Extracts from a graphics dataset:
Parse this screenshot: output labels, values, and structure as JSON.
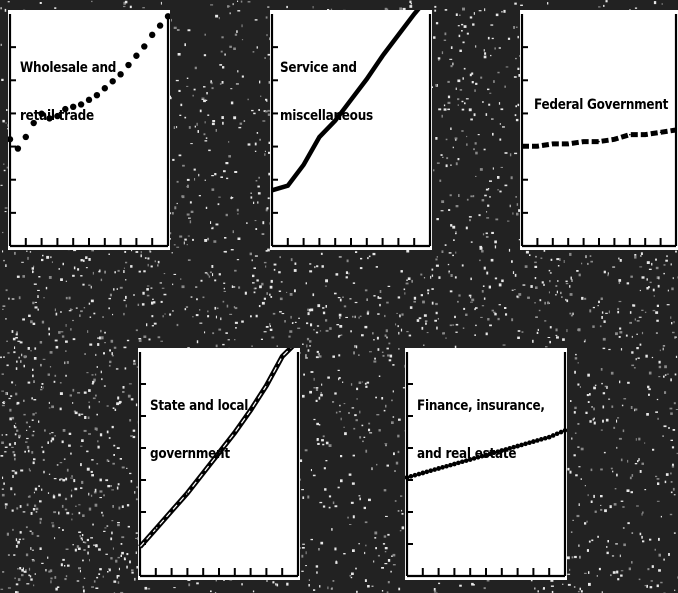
{
  "chart_data": [
    {
      "type": "line",
      "title_lines": [
        "Wholesale and",
        "retail trade"
      ],
      "line_style": "dotted",
      "x": [
        0,
        1,
        2,
        3,
        4,
        5,
        6,
        7,
        8,
        9,
        10,
        11,
        12,
        13,
        14,
        15,
        16,
        17,
        18,
        19,
        20
      ],
      "values": [
        0.46,
        0.42,
        0.47,
        0.53,
        0.57,
        0.55,
        0.56,
        0.59,
        0.6,
        0.61,
        0.63,
        0.65,
        0.68,
        0.71,
        0.74,
        0.78,
        0.82,
        0.86,
        0.91,
        0.95,
        0.99
      ],
      "ylim": [
        0,
        1
      ],
      "xticks": 11,
      "yticks": 7
    },
    {
      "type": "line",
      "title_lines": [
        "Service and",
        "miscellaneous"
      ],
      "line_style": "solid",
      "x": [
        0,
        1,
        2,
        3,
        4,
        5,
        6,
        7,
        8,
        9,
        10
      ],
      "values": [
        0.24,
        0.26,
        0.35,
        0.47,
        0.54,
        0.63,
        0.72,
        0.82,
        0.91,
        1.0,
        1.08
      ],
      "ylim": [
        0,
        1
      ],
      "xticks": 11,
      "yticks": 7
    },
    {
      "type": "line",
      "title_lines": [
        "Federal Government"
      ],
      "line_style": "dashed",
      "x": [
        0,
        1,
        2,
        3,
        4,
        5,
        6,
        7,
        8,
        9,
        10
      ],
      "values": [
        0.43,
        0.43,
        0.44,
        0.44,
        0.45,
        0.45,
        0.46,
        0.48,
        0.48,
        0.49,
        0.5
      ],
      "ylim": [
        0,
        1
      ],
      "xticks": 11,
      "yticks": 7
    },
    {
      "type": "line",
      "title_lines": [
        "State and local",
        "government"
      ],
      "line_style": "double",
      "x": [
        0,
        1,
        2,
        3,
        4,
        5,
        6,
        7,
        8,
        9,
        10
      ],
      "values": [
        0.13,
        0.21,
        0.29,
        0.37,
        0.46,
        0.55,
        0.64,
        0.74,
        0.85,
        0.98,
        1.05
      ],
      "ylim": [
        0,
        1
      ],
      "xticks": 11,
      "yticks": 7
    },
    {
      "type": "line",
      "title_lines": [
        "Finance, insurance,",
        "and real estate"
      ],
      "line_style": "beaded",
      "x": [
        0,
        1,
        2,
        3,
        4,
        5,
        6,
        7,
        8,
        9,
        10
      ],
      "values": [
        0.44,
        0.46,
        0.48,
        0.5,
        0.52,
        0.54,
        0.56,
        0.58,
        0.6,
        0.62,
        0.65
      ],
      "ylim": [
        0,
        1
      ],
      "xticks": 11,
      "yticks": 7
    }
  ]
}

Task prompt: All of the material above should be reproduced exactly, except the pictures.

Exercise response:
Parse this screenshot: output labels, values, and structure as JSON.
{
  "chart_data": [
    {
      "type": "line",
      "title_lines": [
        "Wholesale and",
        "retail trade"
      ],
      "line_style": "dotted",
      "x": [
        0,
        1,
        2,
        3,
        4,
        5,
        6,
        7,
        8,
        9,
        10,
        11,
        12,
        13,
        14,
        15,
        16,
        17,
        18,
        19,
        20
      ],
      "values": [
        0.46,
        0.42,
        0.47,
        0.53,
        0.57,
        0.55,
        0.56,
        0.59,
        0.6,
        0.61,
        0.63,
        0.65,
        0.68,
        0.71,
        0.74,
        0.78,
        0.82,
        0.86,
        0.91,
        0.95,
        0.99
      ],
      "ylim": [
        0,
        1
      ],
      "xticks": 11,
      "yticks": 7
    },
    {
      "type": "line",
      "title_lines": [
        "Service and",
        "miscellaneous"
      ],
      "line_style": "solid",
      "x": [
        0,
        1,
        2,
        3,
        4,
        5,
        6,
        7,
        8,
        9,
        10
      ],
      "values": [
        0.24,
        0.26,
        0.35,
        0.47,
        0.54,
        0.63,
        0.72,
        0.82,
        0.91,
        1.0,
        1.08
      ],
      "ylim": [
        0,
        1
      ],
      "xticks": 11,
      "yticks": 7
    },
    {
      "type": "line",
      "title_lines": [
        "Federal Government"
      ],
      "line_style": "dashed",
      "x": [
        0,
        1,
        2,
        3,
        4,
        5,
        6,
        7,
        8,
        9,
        10
      ],
      "values": [
        0.43,
        0.43,
        0.44,
        0.44,
        0.45,
        0.45,
        0.46,
        0.48,
        0.48,
        0.49,
        0.5
      ],
      "ylim": [
        0,
        1
      ],
      "xticks": 11,
      "yticks": 7
    },
    {
      "type": "line",
      "title_lines": [
        "State and local",
        "government"
      ],
      "line_style": "double",
      "x": [
        0,
        1,
        2,
        3,
        4,
        5,
        6,
        7,
        8,
        9,
        10
      ],
      "values": [
        0.13,
        0.21,
        0.29,
        0.37,
        0.46,
        0.55,
        0.64,
        0.74,
        0.85,
        0.98,
        1.05
      ],
      "ylim": [
        0,
        1
      ],
      "xticks": 11,
      "yticks": 7
    },
    {
      "type": "line",
      "title_lines": [
        "Finance, insurance,",
        "and real estate"
      ],
      "line_style": "beaded",
      "x": [
        0,
        1,
        2,
        3,
        4,
        5,
        6,
        7,
        8,
        9,
        10
      ],
      "values": [
        0.44,
        0.46,
        0.48,
        0.5,
        0.52,
        0.54,
        0.56,
        0.58,
        0.6,
        0.62,
        0.65
      ],
      "ylim": [
        0,
        1
      ],
      "xticks": 11,
      "yticks": 7
    }
  ]
}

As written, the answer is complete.